Exercise
In your copy, leave out the pictures and repeat the entries below exactly.
##### Material supplied
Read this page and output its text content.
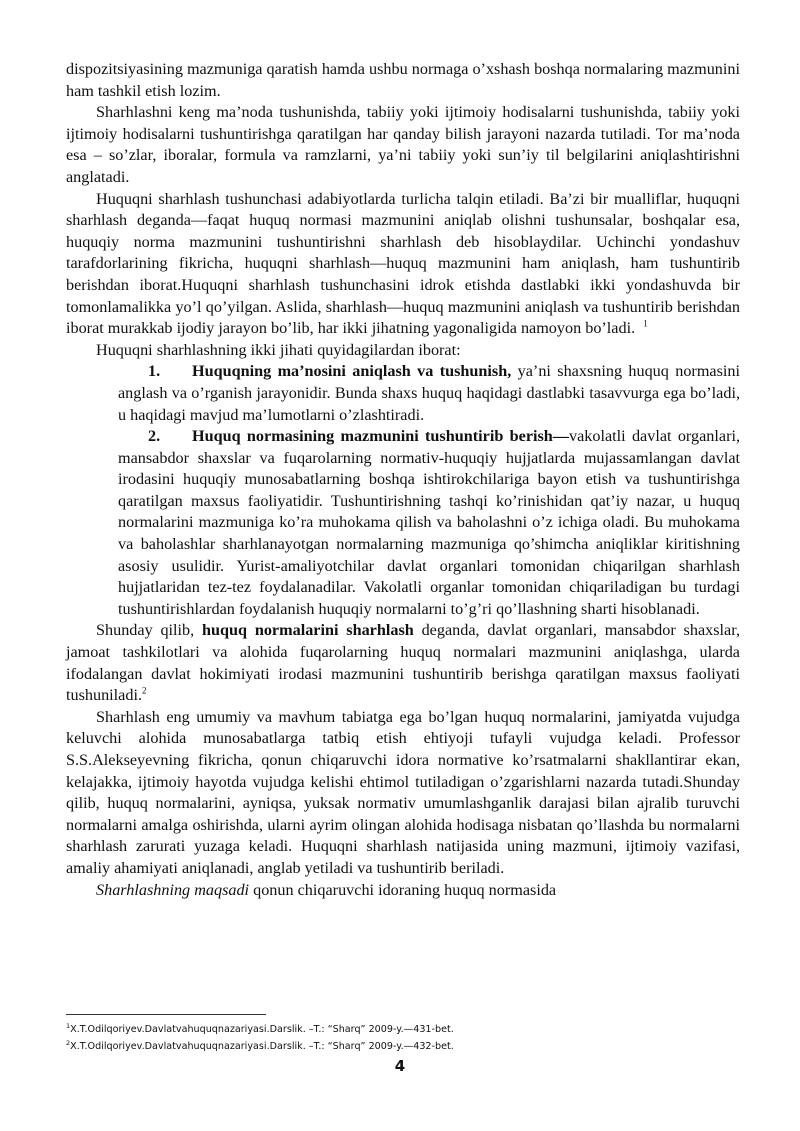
dispozitsiyasining mazmuniga qaratish hamda ushbu normaga o’xshash boshqa normalaring mazmunini ham tashkil etish lozim.

Sharhlashni keng ma’noda tushunishda, tabiiy yoki ijtimoiy hodisalarni tushunishda, tabiiy yoki ijtimoiy hodisalarni tushuntirishga qaratilgan har qanday bilish jarayoni nazarda tutiladi. Tor ma’noda esa – so’zlar, iboralar, formula va ramzlarni, ya’ni tabiiy yoki sun’iy til belgilarini aniqlashtirishni anglatadi.

Huquqni sharhlash tushunchasi adabiyotlarda turlicha talqin etiladi. Ba’zi bir mualliflar, huquqni sharhlash deganda—faqat huquq normasi mazmunini aniqlab olishni tushunsalar, boshqalar esa, huquqiy norma mazmunini tushuntirishni sharhlash deb hisoblaydilar. Uchinchi yondashuv tarafdorlarining fikricha, huquqni sharhlash—huquq mazmunini ham aniqlash, ham tushuntirib berishdan iborat.Huquqni sharhlash tushunchasini idrok etishda dastlabki ikki yondashuvda bir tomonlamalikka yo’l qo’yilgan. Aslida, sharhlash—huquq mazmunini aniqlash va tushuntirib berishdan iborat murakkab ijodiy jarayon bo’lib, har ikki jihatning yagonaligida namoyon bo’ladi. $^1$

Huquqni sharhlashning ikki jihati quyidagilardan iborat:

1. Huquqning ma’nosini aniqlash va tushunish, ya’ni shaxsning huquq normasini anglash va o’rganish jarayonidir. Bunda shaxs huquq haqidagi dastlabki tasavvurga ega bo’ladi, u haqidagi mavjud ma’lumotlarni o’zlashtiradi.

2. Huquq normasining mazmunini tushuntirib berish—vakolatli davlat organlari, mansabdor shaxslar va fuqarolarning normativ-huquqiy hujjatlarda mujassamlangan davlat irodasini huquqiy munosabatlarning boshqa ishtirokchilariga bayon etish va tushuntirishga qaratilgan maxsus faoliyatidir. Tushuntirishning tashqi ko’rinishidan qat’iy nazar, u huquq normalarini mazmuniga ko’ra muhokama qilish va baholashni o’z ichiga oladi. Bu muhokama va baholashlar sharhlanayotgan normalarning mazmuniga qo’shimcha aniqliklar kiritishning asosiy usulidir. Yurist-amaliyotchilar davlat organlari tomonidan chiqarilgan sharhlash hujjatlaridan tez-tez foydalanadilar. Vakolatli organlar tomonidan chiqariladigan bu turdagi tushuntirishlardan foydalanish huquqiy normalarni to’g’ri qo’llashning sharti hisoblanadi.

Shunday qilib, huquq normalarini sharhlash deganda, davlat organlari, mansabdor shaxslar, jamoat tashkilotlari va alohida fuqarolarning huquq normalari mazmunini aniqlashga, ularda ifodalangan davlat hokimiyati irodasi mazmunini tushuntirib berishga qaratilgan maxsus faoliyati tushuniladi.$^2$

Sharhlash eng umumiy va mavhum tabiatga ega bo’lgan huquq normalarini, jamiyatda vujudga keluvchi alohida munosabatlarga tatbiq etish ehtiyoji tufayli vujudga keladi. Professor S.S.Alekseyevning fikricha, qonun chiqaruvchi idora normative ko’rsatmalarni shakllantirar ekan, kelajakka, ijtimoiy hayotda vujudga kelishi ehtimol tutiladigan o’zgarishlarni nazarda tutadi.Shunday qilib, huquq normalarini, ayniqsa, yuksak normativ umumlashganlik darajasi bilan ajralib turuvchi normalarni amalga oshirishda, ularni ayrim olingan alohida hodisaga nisbatan qo’llashda bu normalarni sharhlash zarurati yuzaga keladi. Huquqni sharhlash natijasida uning mazmuni, ijtimoiy vazifasi, amaliy ahamiyati aniqlanadi, anglab yetiladi va tushuntirib beriladi.

Sharhlashning maqsadi qonun chiqaruvchi idoraning huquq normasida

$^1$X.T.Odilqoriyev.Davlatvahuquqnazariyasi.Darslik. –T.: “Sharq” 2009-y.—431-bet.
$^2$X.T.Odilqoriyev.Davlatvahuquqnazariyasi.Darslik. –T.: “Sharq” 2009-y.—432-bet.
4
##########
Response below
Read this page and output its text content.
dispozitsiyasining mazmuniga qaratish hamda ushbu normaga o’xshash boshqa normalaring mazmunini ham tashkil etish lozim.

Sharhlashni keng ma’noda tushunishda, tabiiy yoki ijtimoiy hodisalarni tushunishda, tabiiy yoki ijtimoiy hodisalarni tushuntirishga qaratilgan har qanday bilish jarayoni nazarda tutiladi. Tor ma’noda esa – so’zlar, iboralar, formula va ramzlarni, ya’ni tabiiy yoki sun’iy til belgilarini aniqlashtirishni anglatadi.

Huquqni sharhlash tushunchasi adabiyotlarda turlicha talqin etiladi. Ba’zi bir mualliflar, huquqni sharhlash deganda—faqat huquq normasi mazmunini aniqlab olishni tushunsalar, boshqalar esa, huquqiy norma mazmunini tushuntirishni sharhlash deb hisoblaydilar. Uchinchi yondashuv tarafdorlarining fikricha, huquqni sharhlash—huquq mazmunini ham aniqlash, ham tushuntirib berishdan iborat.Huquqni sharhlash tushunchasini idrok etishda dastlabki ikki yondashuvda bir tomonlamalikka yo’l qo’yilgan. Aslida, sharhlash—huquq mazmunini aniqlash va tushuntirib berishdan iborat murakkab ijodiy jarayon bo’lib, har ikki jihatning yagonaligida namoyon bo’ladi. $^1$

Huquqni sharhlashning ikki jihati quyidagilardan iborat:

1. Huquqning ma’nosini aniqlash va tushunish, ya’ni shaxsning huquq normasini anglash va o’rganish jarayonidir. Bunda shaxs huquq haqidagi dastlabki tasavvurga ega bo’ladi, u haqidagi mavjud ma’lumotlarni o’zlashtiradi.

2. Huquq normasining mazmunini tushuntirib berish—vakolatli davlat organlari, mansabdor shaxslar va fuqarolarning normativ-huquqiy hujjatlarda mujassamlangan davlat irodasini huquqiy munosabatlarning boshqa ishtirokchilariga bayon etish va tushuntirishga qaratilgan maxsus faoliyatidir. Tushuntirishning tashqi ko’rinishidan qat’iy nazar, u huquq normalarini mazmuniga ko’ra muhokama qilish va baholashni o’z ichiga oladi. Bu muhokama va baholashlar sharhlanayotgan normalarning mazmuniga qo’shimcha aniqliklar kiritishning asosiy usulidir. Yurist-amaliyotchilar davlat organlari tomonidan chiqarilgan sharhlash hujjatlaridan tez-tez foydalanadilar. Vakolatli organlar tomonidan chiqariladigan bu turdagi tushuntirishlardan foydalanish huquqiy normalarni to’g’ri qo’llashning sharti hisoblanadi.

Shunday qilib, huquq normalarini sharhlash deganda, davlat organlari, mansabdor shaxslar, jamoat tashkilotlari va alohida fuqarolarning huquq normalari mazmunini aniqlashga, ularda ifodalangan davlat hokimiyati irodasi mazmunini tushuntirib berishga qaratilgan maxsus faoliyati tushuniladi.$^2$

Sharhlash eng umumiy va mavhum tabiatga ega bo’lgan huquq normalarini, jamiyatda vujudga keluvchi alohida munosabatlarga tatbiq etish ehtiyoji tufayli vujudga keladi. Professor S.S.Alekseyevning fikricha, qonun chiqaruvchi idora normative ko’rsatmalarni shakllantirar ekan, kelajakka, ijtimoiy hayotda vujudga kelishi ehtimol tutiladigan o’zgarishlarni nazarda tutadi.Shunday qilib, huquq normalarini, ayniqsa, yuksak normativ umumlashganlik darajasi bilan ajralib turuvchi normalarni amalga oshirishda, ularni ayrim olingan alohida hodisaga nisbatan qo’llashda bu normalarni sharhlash zarurati yuzaga keladi. Huquqni sharhlash natijasida uning mazmuni, ijtimoiy vazifasi, amaliy ahamiyati aniqlanadi, anglab yetiladi va tushuntirib beriladi.

Sharhlashning maqsadi qonun chiqaruvchi idoraning huquq normasida

$^1$X.T.Odilqoriyev.Davlatvahuquqnazariyasi.Darslik. –T.: “Sharq” 2009-y.—431-bet.
$^2$X.T.Odilqoriyev.Davlatvahuquqnazariyasi.Darslik. –T.: “Sharq” 2009-y.—432-bet.
4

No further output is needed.